GIVEN RECORDS |
◇ ◇ ◇ ◇
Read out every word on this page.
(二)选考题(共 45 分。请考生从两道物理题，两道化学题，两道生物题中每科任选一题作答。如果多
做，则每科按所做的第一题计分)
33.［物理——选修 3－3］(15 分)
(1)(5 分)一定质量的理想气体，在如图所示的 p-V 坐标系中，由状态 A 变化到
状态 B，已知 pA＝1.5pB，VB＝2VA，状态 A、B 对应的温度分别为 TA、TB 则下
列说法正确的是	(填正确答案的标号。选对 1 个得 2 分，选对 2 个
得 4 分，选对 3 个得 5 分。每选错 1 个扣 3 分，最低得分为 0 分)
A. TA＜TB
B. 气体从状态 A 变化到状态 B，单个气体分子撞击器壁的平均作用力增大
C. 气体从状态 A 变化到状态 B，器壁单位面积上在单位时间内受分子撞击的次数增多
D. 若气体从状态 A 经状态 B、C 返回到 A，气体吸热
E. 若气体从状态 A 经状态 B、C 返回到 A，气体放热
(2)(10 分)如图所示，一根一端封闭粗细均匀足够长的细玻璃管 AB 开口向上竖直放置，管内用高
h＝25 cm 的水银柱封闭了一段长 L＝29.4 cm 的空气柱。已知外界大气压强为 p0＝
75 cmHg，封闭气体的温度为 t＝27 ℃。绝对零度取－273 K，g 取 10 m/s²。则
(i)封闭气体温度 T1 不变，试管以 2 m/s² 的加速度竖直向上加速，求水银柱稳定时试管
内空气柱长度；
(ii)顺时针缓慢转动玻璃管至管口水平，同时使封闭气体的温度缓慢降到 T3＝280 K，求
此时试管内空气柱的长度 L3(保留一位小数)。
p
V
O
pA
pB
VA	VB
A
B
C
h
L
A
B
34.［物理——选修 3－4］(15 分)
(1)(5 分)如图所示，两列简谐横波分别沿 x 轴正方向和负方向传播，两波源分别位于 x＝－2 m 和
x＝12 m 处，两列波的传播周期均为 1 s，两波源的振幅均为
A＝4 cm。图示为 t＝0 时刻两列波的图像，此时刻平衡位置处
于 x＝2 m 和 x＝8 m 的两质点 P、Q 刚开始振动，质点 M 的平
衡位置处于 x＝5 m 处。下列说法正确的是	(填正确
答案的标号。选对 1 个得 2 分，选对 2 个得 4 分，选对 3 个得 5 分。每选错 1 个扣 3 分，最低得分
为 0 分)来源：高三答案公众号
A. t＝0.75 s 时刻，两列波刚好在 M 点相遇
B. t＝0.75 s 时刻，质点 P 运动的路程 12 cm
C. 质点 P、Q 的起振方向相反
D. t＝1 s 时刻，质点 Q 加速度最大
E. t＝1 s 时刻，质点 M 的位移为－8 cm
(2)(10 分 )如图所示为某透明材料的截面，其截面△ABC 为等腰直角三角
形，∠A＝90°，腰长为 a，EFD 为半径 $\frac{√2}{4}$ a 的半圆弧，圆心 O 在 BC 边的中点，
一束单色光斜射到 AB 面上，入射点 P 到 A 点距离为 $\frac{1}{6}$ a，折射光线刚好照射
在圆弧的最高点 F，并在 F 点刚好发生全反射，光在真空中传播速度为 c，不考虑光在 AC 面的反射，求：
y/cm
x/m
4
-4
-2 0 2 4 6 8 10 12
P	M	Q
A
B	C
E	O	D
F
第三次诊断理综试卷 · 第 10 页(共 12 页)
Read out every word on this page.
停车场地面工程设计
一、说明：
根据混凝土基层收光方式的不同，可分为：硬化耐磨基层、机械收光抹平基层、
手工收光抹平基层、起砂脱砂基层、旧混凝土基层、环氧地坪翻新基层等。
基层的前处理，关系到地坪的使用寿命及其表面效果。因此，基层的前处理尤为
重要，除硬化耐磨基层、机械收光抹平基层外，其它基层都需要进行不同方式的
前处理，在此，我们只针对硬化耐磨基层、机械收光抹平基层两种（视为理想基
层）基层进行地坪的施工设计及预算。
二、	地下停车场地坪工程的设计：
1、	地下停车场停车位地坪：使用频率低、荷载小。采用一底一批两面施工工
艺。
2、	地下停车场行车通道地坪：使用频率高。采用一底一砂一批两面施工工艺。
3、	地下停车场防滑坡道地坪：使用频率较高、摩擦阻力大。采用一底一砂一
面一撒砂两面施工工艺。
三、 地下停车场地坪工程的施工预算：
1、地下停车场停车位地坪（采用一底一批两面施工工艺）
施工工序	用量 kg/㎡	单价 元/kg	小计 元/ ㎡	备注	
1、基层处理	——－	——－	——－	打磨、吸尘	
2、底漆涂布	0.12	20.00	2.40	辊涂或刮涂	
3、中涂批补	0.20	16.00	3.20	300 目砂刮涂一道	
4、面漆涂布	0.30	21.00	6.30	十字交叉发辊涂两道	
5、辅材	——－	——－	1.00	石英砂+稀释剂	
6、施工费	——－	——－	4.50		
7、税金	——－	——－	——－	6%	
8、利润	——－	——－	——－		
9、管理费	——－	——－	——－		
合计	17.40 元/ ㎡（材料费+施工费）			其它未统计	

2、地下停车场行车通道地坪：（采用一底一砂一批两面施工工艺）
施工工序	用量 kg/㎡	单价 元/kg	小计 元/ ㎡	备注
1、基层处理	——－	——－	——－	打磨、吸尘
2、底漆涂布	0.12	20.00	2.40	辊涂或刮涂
◇ ◇ ◇ ◇
SHORT EXERCISE | Select every line in the records above that contains the word "若气体从状态".

SOLUTION TO THIS EXERCISE |
D. 若气体从状态 A 经状态 B、C 返回到 A，气体吸热
E. 若气体从状态 A 经状态 B、C 返回到 A，气体放热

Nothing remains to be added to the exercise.